● **Chart and figure data**

((

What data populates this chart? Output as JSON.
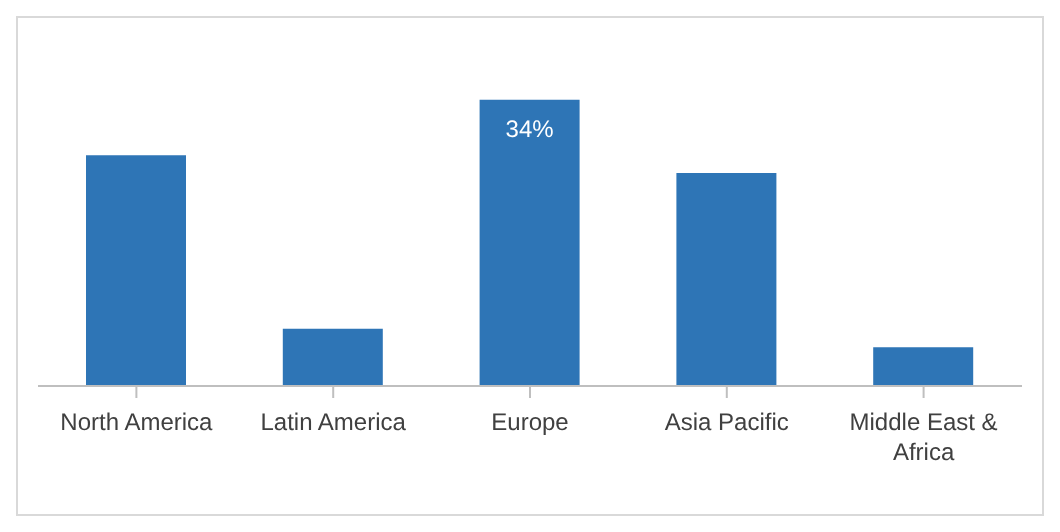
{
  "chart_data": {
    "type": "bar",
    "categories": [
      "North America",
      "Latin America",
      "Europe",
      "Asia Pacific",
      "Middle East & Africa"
    ],
    "values": [
      27.4,
      6.8,
      34,
      25.3,
      4.6
    ],
    "color": "#2e75b6",
    "value_labels": [
      null,
      null,
      "34%",
      null,
      null
    ]
  }
}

))

● **Exercise**
Return the material exactly as given, apart from the pictures.

● **Exercise solution**
What data populates this chart? Output as JSON.
{
  "chart_data": {
    "type": "bar",
    "categories": [
      "North America",
      "Latin America",
      "Europe",
      "Asia Pacific",
      "Middle East & Africa"
    ],
    "values": [
      27.4,
      6.8,
      34,
      25.3,
      4.6
    ],
    "color": "#2e75b6",
    "value_labels": [
      null,
      null,
      "34%",
      null,
      null
    ]
  }
}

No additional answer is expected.